[Items from a dataset]
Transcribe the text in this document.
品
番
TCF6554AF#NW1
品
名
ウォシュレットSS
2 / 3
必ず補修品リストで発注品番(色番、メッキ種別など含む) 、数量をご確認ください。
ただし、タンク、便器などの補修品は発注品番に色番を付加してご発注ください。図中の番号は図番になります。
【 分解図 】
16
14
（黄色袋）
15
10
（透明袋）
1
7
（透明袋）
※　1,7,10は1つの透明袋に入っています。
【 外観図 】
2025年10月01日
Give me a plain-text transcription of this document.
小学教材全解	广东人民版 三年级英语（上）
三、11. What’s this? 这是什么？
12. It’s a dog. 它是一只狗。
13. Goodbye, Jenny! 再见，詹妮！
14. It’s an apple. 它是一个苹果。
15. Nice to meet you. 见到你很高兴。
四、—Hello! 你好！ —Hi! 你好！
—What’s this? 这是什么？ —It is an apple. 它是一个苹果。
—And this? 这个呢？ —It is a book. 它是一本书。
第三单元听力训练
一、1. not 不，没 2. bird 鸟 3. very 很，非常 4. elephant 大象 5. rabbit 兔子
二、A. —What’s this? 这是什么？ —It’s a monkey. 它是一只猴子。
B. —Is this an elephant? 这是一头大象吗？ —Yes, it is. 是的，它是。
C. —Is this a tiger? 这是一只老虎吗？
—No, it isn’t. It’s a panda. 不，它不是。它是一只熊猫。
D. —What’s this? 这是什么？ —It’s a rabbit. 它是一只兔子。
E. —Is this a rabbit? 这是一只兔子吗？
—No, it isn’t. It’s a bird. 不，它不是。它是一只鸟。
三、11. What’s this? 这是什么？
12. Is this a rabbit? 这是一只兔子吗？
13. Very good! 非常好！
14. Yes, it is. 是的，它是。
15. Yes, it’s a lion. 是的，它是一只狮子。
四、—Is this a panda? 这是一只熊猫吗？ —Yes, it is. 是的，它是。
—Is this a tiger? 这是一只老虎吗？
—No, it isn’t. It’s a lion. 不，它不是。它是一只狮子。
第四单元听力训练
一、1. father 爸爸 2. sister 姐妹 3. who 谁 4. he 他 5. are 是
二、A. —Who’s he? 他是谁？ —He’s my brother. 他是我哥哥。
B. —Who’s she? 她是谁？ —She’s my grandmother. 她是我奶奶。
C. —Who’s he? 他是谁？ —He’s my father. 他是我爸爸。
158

WHAT IS NEEDED: Using the listing above, pick out each line that contains the word "document", then copy it.

EXERCISE RESPONSE:
Transcribe the text in this document.
Give me a plain-text transcription of this document.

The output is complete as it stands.